### Vorliegender Auszug

##########

Der Präsident des Zentralrats der Juden, Josef Schuster, beobachtet trotz der massiv steigenden Zahl antisemitischer Vorfälle keine Auswanderung von Jüdinnen und Juden aus Deutschland.
Auf die Frage, ob jüdische Gemeindemitglieder Deutschland den Rücken kehrten, sagte Schuster der »Rheinischen Post« (Samstag): »Nein, eine Auswanderung jüdischer Menschen aus Deutschland sehe ich definitiv nicht.« Es gebe immer wieder Menschen, die aus religiösen Gründen nach Israel umzögen, »aber aus politischen Gründen können wir das nicht feststellen - im Gegensatz zu Frankreich, wo es eine deutliche Abwanderung von Juden gibt.«
Seit dem Terrorangriff der Hamas auf Israel vom 7. Oktober war auch in Deutschland ein starker Anstieg antisemitischer Vorfälle gemeldet worden, darunter Anfeindungen, Beschimpfungen, die Markierung von Wohnhäusern mit Davidsternen und ein versuchter Brandanschlag auf eine Berliner Synagoge. Bei Demonstrationen wurden juden- und israelfeindliche Parolen gerufen und Plakate gezeigt.

##########

### Gezeigtes Material
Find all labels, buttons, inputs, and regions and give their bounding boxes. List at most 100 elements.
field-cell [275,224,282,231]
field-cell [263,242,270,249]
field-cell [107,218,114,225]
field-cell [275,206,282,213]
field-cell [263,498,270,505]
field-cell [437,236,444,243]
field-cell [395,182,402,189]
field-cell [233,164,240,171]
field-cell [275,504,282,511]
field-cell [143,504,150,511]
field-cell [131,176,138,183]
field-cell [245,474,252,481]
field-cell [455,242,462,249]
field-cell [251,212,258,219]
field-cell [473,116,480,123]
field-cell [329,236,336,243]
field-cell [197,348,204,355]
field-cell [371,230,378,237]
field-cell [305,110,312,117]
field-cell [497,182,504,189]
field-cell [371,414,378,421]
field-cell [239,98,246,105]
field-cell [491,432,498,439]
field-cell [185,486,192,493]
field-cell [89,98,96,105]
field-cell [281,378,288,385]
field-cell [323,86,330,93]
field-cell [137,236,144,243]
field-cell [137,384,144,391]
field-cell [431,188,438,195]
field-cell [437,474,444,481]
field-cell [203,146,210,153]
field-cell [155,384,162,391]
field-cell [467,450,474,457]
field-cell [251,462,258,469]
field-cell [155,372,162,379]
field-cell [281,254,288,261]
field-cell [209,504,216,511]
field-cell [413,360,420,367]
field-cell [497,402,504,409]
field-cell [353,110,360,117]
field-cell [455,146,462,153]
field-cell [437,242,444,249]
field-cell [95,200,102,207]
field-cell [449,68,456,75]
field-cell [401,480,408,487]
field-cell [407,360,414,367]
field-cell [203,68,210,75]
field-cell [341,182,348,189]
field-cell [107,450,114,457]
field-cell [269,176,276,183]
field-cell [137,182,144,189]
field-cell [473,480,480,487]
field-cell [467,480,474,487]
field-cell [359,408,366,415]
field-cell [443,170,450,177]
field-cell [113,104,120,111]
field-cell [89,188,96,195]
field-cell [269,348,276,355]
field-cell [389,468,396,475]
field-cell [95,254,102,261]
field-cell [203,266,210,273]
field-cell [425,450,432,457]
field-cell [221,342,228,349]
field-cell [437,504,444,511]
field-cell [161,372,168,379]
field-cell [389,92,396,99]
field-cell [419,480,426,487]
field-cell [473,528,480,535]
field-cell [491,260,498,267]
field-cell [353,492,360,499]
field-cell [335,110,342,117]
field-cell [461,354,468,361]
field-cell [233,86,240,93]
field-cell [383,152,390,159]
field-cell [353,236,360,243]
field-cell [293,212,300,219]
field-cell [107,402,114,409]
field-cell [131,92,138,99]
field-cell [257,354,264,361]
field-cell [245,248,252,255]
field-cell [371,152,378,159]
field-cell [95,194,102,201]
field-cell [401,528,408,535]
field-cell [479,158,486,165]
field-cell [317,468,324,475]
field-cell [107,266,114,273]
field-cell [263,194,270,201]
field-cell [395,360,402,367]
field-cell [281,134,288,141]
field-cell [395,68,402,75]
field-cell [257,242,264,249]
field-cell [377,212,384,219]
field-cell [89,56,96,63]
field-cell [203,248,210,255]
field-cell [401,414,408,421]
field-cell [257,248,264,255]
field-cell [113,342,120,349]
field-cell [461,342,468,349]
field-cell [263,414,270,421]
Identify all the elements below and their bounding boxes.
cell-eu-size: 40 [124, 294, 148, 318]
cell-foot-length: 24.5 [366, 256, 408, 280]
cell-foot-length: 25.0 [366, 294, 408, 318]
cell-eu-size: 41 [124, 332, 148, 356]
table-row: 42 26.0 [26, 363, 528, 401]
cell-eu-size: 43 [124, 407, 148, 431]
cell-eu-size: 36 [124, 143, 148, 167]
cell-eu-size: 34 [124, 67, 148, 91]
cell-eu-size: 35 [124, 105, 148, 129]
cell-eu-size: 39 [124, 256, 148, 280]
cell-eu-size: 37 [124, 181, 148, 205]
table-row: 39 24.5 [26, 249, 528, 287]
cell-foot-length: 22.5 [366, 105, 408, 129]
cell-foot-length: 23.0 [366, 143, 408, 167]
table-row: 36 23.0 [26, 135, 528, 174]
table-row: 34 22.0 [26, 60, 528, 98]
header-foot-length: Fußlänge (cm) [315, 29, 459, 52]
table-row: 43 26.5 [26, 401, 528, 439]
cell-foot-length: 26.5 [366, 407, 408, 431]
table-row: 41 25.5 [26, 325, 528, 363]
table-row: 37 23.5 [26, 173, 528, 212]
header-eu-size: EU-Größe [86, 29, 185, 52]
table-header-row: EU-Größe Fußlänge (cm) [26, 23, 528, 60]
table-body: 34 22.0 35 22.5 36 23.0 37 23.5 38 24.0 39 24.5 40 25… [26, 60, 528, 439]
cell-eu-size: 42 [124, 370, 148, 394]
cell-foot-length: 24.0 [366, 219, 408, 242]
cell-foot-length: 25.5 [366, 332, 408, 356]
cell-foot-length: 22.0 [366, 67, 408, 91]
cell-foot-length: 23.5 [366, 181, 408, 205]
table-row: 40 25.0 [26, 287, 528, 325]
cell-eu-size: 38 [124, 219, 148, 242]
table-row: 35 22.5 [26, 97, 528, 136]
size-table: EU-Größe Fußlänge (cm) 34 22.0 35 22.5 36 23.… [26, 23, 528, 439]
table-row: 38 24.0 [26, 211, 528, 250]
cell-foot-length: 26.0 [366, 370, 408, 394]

##########

### Aufgaben
A - Zitiere aus dem Bericht über Josef Schuster wortgetreu die Stelle, die mit den Worten „Der Präsident des“ beginnt, und höre nach „Juden aus Deutschland.“ auf.
B - Warum erwähnt Schuster im Bericht über Josef Schuster Frankreich? Antworte in ein bis drei Sätzen.
C - Führe den Bericht über Josef Schuster im Anschluss an seinen letzten Satz weiter.

### Antworten
A -
Der Präsident des Zentralrats der Juden, Josef Schuster, beobachtet trotz der massiv steigenden Zahl antisemitischer Vorfälle keine Auswanderung von Jüdinnen und Juden aus Deutschland.

B - Schuster grenzt Deutschland damit von Frankreich ab. In Deutschland stellt er keine Auswanderung aus politischen Gründen fest. In Frankreich gibt es dagegen eine deutliche Abwanderung von Juden.

C -
Dennoch bezeichnete der Zentralratspräsident als besorgniserregend, dass es seit dem Terror-Angriff der Hamas »einen spürbareren Antisemitismus gibt als in den Jahren zuvor«. Dieser drückt sich laut Schuster insbesondere in einem »islamistischen Antisemitismus von türkischstämmigen und arabischen Menschen im Zusammenhang mit dem Krieg in Gaza« aus.
Er mahnte aber auch, Antisemitismus von Rechtsextremen nicht zu vergessen. Zwar sei von dort derzeit wenig zu hören, so Schuster. »Das ist in meinen Augen aber nur ein sehr vorübergehendes Phänomen.«
Schuster beschrieb die Schutzmaßnahmen für jüdische Einrichtungen und Gemeinden in Deutschland generell als gut. Einzig beim Gemeindetag ides Zentralrats n Berlin in der vergangenen Woche habe es keine ausreichende Unterstützung seitens der Polizei gegeben.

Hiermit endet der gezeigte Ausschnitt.